╭─ MATERIAL FOR THIS TASK

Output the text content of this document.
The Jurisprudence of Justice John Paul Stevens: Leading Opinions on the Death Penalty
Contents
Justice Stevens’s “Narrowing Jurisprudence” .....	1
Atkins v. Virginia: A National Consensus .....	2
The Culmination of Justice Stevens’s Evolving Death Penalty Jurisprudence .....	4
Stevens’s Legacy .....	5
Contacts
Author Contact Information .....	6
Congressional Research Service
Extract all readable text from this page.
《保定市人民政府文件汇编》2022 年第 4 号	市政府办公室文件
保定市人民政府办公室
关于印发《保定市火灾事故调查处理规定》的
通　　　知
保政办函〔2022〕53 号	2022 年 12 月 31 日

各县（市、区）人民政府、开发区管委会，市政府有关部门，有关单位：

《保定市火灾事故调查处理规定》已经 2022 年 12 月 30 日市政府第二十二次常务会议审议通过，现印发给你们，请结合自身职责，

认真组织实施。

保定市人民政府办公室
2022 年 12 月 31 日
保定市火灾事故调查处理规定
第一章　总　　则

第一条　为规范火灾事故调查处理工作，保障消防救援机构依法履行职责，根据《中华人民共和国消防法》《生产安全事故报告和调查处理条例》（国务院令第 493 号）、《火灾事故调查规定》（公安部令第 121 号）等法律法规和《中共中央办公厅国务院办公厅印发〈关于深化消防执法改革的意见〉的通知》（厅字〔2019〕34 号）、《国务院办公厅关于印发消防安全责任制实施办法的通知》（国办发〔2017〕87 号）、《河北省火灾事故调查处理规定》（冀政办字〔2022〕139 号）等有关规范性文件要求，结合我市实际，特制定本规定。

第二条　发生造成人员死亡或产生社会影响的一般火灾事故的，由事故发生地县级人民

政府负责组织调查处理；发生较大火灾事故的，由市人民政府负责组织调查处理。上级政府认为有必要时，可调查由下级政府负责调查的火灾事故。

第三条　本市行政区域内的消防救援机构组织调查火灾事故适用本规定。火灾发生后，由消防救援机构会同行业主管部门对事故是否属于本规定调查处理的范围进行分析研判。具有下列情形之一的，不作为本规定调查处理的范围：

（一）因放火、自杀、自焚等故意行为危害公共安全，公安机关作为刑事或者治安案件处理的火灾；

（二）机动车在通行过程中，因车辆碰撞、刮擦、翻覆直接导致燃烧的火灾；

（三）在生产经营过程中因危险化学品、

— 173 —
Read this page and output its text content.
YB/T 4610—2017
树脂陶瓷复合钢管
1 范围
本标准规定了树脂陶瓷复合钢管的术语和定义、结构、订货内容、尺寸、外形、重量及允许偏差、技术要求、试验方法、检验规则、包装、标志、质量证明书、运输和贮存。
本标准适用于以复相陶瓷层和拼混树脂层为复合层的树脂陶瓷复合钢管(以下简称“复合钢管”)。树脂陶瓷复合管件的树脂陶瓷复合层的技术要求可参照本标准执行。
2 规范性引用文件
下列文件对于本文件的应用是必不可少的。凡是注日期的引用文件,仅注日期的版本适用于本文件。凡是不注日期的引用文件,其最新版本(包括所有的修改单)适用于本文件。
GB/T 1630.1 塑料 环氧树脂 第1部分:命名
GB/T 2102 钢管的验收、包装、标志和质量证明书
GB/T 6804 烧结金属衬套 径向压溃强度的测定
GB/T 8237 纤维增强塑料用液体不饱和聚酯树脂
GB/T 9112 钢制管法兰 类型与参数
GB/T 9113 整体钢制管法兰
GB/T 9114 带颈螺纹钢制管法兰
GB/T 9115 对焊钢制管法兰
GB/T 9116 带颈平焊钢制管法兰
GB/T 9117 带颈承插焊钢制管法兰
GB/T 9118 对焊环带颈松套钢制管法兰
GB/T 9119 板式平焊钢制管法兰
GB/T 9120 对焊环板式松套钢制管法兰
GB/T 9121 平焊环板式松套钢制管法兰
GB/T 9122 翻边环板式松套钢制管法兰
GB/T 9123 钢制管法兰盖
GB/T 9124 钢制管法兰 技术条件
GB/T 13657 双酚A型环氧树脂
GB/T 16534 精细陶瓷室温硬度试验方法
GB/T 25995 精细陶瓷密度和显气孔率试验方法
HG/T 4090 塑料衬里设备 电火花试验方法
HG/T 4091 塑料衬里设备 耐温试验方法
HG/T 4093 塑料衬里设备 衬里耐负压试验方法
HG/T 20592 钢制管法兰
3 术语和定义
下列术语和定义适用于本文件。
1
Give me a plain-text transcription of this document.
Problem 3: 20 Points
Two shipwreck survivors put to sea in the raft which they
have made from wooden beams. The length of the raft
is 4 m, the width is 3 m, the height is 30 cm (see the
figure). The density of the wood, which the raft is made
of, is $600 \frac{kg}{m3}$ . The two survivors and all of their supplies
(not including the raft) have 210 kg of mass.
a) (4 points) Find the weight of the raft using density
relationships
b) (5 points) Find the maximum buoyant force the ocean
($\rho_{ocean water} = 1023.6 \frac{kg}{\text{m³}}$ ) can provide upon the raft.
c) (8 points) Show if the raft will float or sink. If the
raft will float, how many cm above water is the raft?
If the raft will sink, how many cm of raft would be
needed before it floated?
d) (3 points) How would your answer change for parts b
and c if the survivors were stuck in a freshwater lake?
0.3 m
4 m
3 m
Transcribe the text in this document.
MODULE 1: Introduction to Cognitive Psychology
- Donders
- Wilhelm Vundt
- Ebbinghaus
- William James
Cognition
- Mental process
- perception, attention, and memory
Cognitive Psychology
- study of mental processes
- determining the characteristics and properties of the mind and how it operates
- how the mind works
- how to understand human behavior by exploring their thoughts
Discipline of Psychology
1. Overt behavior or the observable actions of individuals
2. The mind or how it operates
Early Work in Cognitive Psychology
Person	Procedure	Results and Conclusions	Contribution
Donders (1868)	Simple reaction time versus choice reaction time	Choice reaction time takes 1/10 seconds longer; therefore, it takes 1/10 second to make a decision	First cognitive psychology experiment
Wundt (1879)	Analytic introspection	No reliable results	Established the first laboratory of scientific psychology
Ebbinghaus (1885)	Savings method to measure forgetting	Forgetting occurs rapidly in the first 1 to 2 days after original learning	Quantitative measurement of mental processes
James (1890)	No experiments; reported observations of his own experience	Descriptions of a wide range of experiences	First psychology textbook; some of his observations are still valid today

╰─

→ **PROBLEM STATEMENT**:
Output the full listing without altering anything.

→ **WRITTEN RESPONSE**:
Output the text content of this document.
The Jurisprudence of Justice John Paul Stevens: Leading Opinions on the Death Penalty
Contents
Justice Stevens’s “Narrowing Jurisprudence” .....	1
Atkins v. Virginia: A National Consensus .....	2
The Culmination of Justice Stevens’s Evolving Death Penalty Jurisprudence .....	4
Stevens’s Legacy .....	5
Contacts
Author Contact Information .....	6
Congressional Research Service
Extract all readable text from this page.
《保定市人民政府文件汇编》2022 年第 4 号	市政府办公室文件
保定市人民政府办公室
关于印发《保定市火灾事故调查处理规定》的
通　　　知
保政办函〔2022〕53 号	2022 年 12 月 31 日

各县（市、区）人民政府、开发区管委会，市政府有关部门，有关单位：

《保定市火灾事故调查处理规定》已经 2022 年 12 月 30 日市政府第二十二次常务会议审议通过，现印发给你们，请结合自身职责，

认真组织实施。

保定市人民政府办公室
2022 年 12 月 31 日
保定市火灾事故调查处理规定
第一章　总　　则

第一条　为规范火灾事故调查处理工作，保障消防救援机构依法履行职责，根据《中华人民共和国消防法》《生产安全事故报告和调查处理条例》（国务院令第 493 号）、《火灾事故调查规定》（公安部令第 121 号）等法律法规和《中共中央办公厅国务院办公厅印发〈关于深化消防执法改革的意见〉的通知》（厅字〔2019〕34 号）、《国务院办公厅关于印发消防安全责任制实施办法的通知》（国办发〔2017〕87 号）、《河北省火灾事故调查处理规定》（冀政办字〔2022〕139 号）等有关规范性文件要求，结合我市实际，特制定本规定。

第二条　发生造成人员死亡或产生社会影响的一般火灾事故的，由事故发生地县级人民

政府负责组织调查处理；发生较大火灾事故的，由市人民政府负责组织调查处理。上级政府认为有必要时，可调查由下级政府负责调查的火灾事故。

第三条　本市行政区域内的消防救援机构组织调查火灾事故适用本规定。火灾发生后，由消防救援机构会同行业主管部门对事故是否属于本规定调查处理的范围进行分析研判。具有下列情形之一的，不作为本规定调查处理的范围：

（一）因放火、自杀、自焚等故意行为危害公共安全，公安机关作为刑事或者治安案件处理的火灾；

（二）机动车在通行过程中，因车辆碰撞、刮擦、翻覆直接导致燃烧的火灾；

（三）在生产经营过程中因危险化学品、

— 173 —
Read this page and output its text content.
YB/T 4610—2017
树脂陶瓷复合钢管
1 范围
本标准规定了树脂陶瓷复合钢管的术语和定义、结构、订货内容、尺寸、外形、重量及允许偏差、技术要求、试验方法、检验规则、包装、标志、质量证明书、运输和贮存。
本标准适用于以复相陶瓷层和拼混树脂层为复合层的树脂陶瓷复合钢管(以下简称“复合钢管”)。树脂陶瓷复合管件的树脂陶瓷复合层的技术要求可参照本标准执行。
2 规范性引用文件
下列文件对于本文件的应用是必不可少的。凡是注日期的引用文件,仅注日期的版本适用于本文件。凡是不注日期的引用文件,其最新版本(包括所有的修改单)适用于本文件。
GB/T 1630.1 塑料 环氧树脂 第1部分:命名
GB/T 2102 钢管的验收、包装、标志和质量证明书
GB/T 6804 烧结金属衬套 径向压溃强度的测定
GB/T 8237 纤维增强塑料用液体不饱和聚酯树脂
GB/T 9112 钢制管法兰 类型与参数
GB/T 9113 整体钢制管法兰
GB/T 9114 带颈螺纹钢制管法兰
GB/T 9115 对焊钢制管法兰
GB/T 9116 带颈平焊钢制管法兰
GB/T 9117 带颈承插焊钢制管法兰
GB/T 9118 对焊环带颈松套钢制管法兰
GB/T 9119 板式平焊钢制管法兰
GB/T 9120 对焊环板式松套钢制管法兰
GB/T 9121 平焊环板式松套钢制管法兰
GB/T 9122 翻边环板式松套钢制管法兰
GB/T 9123 钢制管法兰盖
GB/T 9124 钢制管法兰 技术条件
GB/T 13657 双酚A型环氧树脂
GB/T 16534 精细陶瓷室温硬度试验方法
GB/T 25995 精细陶瓷密度和显气孔率试验方法
HG/T 4090 塑料衬里设备 电火花试验方法
HG/T 4091 塑料衬里设备 耐温试验方法
HG/T 4093 塑料衬里设备 衬里耐负压试验方法
HG/T 20592 钢制管法兰
3 术语和定义
下列术语和定义适用于本文件。
1
Give me a plain-text transcription of this document.
Problem 3: 20 Points
Two shipwreck survivors put to sea in the raft which they
have made from wooden beams. The length of the raft
is 4 m, the width is 3 m, the height is 30 cm (see the
figure). The density of the wood, which the raft is made
of, is $600 \frac{kg}{m3}$ . The two survivors and all of their supplies
(not including the raft) have 210 kg of mass.
a) (4 points) Find the weight of the raft using density
relationships
b) (5 points) Find the maximum buoyant force the ocean
($\rho_{ocean water} = 1023.6 \frac{kg}{\text{m³}}$ ) can provide upon the raft.
c) (8 points) Show if the raft will float or sink. If the
raft will float, how many cm above water is the raft?
If the raft will sink, how many cm of raft would be
needed before it floated?
d) (3 points) How would your answer change for parts b
and c if the survivors were stuck in a freshwater lake?
0.3 m
4 m
3 m
Transcribe the text in this document.
MODULE 1: Introduction to Cognitive Psychology
- Donders
- Wilhelm Vundt
- Ebbinghaus
- William James
Cognition
- Mental process
- perception, attention, and memory
Cognitive Psychology
- study of mental processes
- determining the characteristics and properties of the mind and how it operates
- how the mind works
- how to understand human behavior by exploring their thoughts
Discipline of Psychology
1. Overt behavior or the observable actions of individuals
2. The mind or how it operates
Early Work in Cognitive Psychology
Person	Procedure	Results and Conclusions	Contribution
Donders (1868)	Simple reaction time versus choice reaction time	Choice reaction time takes 1/10 seconds longer; therefore, it takes 1/10 second to make a decision	First cognitive psychology experiment
Wundt (1879)	Analytic introspection	No reliable results	Established the first laboratory of scientific psychology
Ebbinghaus (1885)	Savings method to measure forgetting	Forgetting occurs rapidly in the first 1 to 2 days after original learning	Quantitative measurement of mental processes
James (1890)	No experiments; reported observations of his own experience	Descriptions of a wide range of experiences	First psychology textbook; some of his observations are still valid today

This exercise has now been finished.